**YOUR TASK**
From the records below, copy every line that contains the word "this".

## begin RECORDS

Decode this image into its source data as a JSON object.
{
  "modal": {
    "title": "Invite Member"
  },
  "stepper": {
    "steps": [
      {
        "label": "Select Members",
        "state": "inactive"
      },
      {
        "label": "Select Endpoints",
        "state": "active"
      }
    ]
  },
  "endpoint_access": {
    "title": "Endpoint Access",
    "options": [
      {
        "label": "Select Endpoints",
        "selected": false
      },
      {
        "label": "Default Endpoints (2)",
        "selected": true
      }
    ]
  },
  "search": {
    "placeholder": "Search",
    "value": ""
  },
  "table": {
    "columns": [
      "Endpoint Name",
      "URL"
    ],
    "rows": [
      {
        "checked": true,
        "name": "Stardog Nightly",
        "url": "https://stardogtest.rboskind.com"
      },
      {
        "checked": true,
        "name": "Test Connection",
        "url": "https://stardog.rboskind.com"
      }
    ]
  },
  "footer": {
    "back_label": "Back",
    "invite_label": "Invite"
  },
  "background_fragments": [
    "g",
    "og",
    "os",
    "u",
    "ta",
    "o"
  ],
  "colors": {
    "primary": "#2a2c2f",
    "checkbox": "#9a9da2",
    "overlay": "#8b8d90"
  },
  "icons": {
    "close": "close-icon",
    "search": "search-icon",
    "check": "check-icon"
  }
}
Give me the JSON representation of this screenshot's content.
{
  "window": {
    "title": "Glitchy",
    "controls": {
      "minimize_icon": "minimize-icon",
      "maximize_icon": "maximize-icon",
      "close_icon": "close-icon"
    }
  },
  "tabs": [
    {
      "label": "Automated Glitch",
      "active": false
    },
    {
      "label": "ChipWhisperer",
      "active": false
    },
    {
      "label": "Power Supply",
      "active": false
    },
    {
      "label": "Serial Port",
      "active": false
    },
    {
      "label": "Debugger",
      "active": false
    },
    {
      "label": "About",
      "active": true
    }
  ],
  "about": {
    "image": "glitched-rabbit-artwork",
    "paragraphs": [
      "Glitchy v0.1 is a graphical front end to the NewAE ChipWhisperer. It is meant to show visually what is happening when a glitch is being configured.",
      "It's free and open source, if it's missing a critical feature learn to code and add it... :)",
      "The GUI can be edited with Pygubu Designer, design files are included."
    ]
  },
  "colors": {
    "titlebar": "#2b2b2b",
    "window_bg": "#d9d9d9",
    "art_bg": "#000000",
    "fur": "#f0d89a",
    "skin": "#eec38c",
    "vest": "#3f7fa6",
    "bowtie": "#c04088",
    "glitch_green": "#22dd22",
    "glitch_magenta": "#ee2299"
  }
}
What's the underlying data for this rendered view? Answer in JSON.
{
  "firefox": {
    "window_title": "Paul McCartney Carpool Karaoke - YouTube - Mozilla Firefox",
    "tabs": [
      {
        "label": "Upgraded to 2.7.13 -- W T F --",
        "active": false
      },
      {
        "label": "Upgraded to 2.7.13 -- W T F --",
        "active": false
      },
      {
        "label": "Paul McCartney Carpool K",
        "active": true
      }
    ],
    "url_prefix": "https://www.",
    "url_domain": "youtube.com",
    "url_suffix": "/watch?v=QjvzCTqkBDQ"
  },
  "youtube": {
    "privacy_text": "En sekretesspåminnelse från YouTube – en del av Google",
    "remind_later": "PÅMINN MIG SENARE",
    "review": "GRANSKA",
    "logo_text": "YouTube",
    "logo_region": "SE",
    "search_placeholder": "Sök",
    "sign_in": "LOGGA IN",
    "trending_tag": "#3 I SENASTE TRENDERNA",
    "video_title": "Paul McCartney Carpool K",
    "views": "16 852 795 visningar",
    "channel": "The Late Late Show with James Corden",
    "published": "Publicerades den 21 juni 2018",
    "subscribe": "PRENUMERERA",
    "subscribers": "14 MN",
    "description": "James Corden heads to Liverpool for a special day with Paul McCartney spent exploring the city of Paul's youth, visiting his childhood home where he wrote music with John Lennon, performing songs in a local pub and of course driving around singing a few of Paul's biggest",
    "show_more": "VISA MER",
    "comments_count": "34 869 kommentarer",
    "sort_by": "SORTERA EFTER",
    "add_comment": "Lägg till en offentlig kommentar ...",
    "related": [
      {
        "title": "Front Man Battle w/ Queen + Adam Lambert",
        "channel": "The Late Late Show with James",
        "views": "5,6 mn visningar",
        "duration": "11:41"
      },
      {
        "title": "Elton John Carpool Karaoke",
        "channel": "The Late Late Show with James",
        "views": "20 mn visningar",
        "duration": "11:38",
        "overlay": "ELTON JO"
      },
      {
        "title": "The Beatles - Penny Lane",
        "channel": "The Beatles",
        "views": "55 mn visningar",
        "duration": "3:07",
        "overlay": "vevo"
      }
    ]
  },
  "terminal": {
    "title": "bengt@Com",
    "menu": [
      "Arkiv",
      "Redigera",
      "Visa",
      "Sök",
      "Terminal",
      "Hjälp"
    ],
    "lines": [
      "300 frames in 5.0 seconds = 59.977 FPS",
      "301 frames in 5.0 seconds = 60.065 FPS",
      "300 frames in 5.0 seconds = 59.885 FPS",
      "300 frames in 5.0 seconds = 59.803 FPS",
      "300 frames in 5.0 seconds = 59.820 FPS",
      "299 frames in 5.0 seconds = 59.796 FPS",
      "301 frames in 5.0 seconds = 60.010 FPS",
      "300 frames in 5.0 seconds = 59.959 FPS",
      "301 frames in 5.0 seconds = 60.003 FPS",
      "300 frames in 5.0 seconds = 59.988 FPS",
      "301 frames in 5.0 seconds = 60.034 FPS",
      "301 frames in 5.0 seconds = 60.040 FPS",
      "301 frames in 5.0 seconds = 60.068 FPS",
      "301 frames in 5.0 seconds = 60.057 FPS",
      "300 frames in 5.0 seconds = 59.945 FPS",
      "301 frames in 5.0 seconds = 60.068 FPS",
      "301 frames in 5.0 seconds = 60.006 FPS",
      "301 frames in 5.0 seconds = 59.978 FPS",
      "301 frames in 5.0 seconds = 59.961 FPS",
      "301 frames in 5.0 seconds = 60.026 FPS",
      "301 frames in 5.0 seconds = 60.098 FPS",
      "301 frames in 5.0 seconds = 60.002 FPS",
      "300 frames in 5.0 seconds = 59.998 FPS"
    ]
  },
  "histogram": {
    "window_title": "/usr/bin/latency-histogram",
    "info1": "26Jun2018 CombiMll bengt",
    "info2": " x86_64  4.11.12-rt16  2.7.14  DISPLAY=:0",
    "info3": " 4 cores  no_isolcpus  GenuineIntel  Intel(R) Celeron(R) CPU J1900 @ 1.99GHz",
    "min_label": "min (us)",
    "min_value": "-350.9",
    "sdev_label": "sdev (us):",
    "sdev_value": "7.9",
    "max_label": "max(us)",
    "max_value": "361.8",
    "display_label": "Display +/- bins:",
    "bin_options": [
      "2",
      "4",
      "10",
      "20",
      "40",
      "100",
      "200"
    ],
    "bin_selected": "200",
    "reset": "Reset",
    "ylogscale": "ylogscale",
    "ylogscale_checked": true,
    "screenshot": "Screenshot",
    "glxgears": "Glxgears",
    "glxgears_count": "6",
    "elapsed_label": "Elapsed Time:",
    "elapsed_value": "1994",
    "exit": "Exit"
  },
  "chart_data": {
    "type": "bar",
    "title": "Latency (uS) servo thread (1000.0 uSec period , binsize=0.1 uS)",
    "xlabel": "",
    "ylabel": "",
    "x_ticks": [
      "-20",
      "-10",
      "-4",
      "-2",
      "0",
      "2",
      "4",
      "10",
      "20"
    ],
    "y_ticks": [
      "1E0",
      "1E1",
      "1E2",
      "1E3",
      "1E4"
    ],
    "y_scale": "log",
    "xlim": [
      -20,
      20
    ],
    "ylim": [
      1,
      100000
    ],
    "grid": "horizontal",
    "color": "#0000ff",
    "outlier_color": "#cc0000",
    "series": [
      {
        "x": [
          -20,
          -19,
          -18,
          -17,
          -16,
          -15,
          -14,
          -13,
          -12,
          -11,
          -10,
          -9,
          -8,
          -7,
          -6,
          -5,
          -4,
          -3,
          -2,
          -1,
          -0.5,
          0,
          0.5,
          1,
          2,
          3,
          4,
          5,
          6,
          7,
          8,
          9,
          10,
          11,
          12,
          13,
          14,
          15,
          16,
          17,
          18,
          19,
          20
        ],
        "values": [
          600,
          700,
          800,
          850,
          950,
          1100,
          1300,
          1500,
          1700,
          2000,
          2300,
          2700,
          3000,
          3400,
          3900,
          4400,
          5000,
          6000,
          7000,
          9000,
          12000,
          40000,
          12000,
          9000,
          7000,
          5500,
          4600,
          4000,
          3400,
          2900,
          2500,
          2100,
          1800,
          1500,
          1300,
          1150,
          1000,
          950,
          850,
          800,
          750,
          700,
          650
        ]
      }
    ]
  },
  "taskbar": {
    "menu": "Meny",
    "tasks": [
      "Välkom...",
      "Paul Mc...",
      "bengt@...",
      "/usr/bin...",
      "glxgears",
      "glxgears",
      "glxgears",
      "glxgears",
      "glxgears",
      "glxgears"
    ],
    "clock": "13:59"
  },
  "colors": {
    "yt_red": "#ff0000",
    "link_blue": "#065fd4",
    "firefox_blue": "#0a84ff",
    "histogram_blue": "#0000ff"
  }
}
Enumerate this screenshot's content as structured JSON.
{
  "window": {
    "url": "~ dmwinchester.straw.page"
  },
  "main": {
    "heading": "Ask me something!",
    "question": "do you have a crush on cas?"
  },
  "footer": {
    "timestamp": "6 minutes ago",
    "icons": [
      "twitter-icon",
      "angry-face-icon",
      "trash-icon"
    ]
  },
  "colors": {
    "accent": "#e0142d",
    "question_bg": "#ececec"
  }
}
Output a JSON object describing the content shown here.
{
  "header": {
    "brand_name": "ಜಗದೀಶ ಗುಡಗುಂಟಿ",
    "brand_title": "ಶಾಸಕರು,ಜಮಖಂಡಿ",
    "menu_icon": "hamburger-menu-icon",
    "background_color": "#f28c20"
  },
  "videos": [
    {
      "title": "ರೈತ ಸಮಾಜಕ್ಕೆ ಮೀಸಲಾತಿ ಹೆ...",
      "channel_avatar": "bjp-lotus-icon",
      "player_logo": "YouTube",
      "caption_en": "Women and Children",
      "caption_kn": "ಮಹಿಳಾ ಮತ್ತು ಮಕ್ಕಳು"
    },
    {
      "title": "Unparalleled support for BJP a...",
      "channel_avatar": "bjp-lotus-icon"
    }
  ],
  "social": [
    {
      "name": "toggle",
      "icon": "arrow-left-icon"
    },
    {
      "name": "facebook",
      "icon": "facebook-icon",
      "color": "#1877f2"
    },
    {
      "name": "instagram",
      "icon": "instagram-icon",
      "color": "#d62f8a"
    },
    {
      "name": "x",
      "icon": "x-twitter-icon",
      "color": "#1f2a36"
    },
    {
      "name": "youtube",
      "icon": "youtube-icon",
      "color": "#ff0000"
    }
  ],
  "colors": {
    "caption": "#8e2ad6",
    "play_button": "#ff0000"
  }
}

## end RECORDS

**TASK RESULT**
Decode this image into its source data as a JSON object.
Give me the JSON representation of this screenshot's content.
What's the underlying data for this rendered view? Answer in JSON.
Enumerate this screenshot's content as structured JSON.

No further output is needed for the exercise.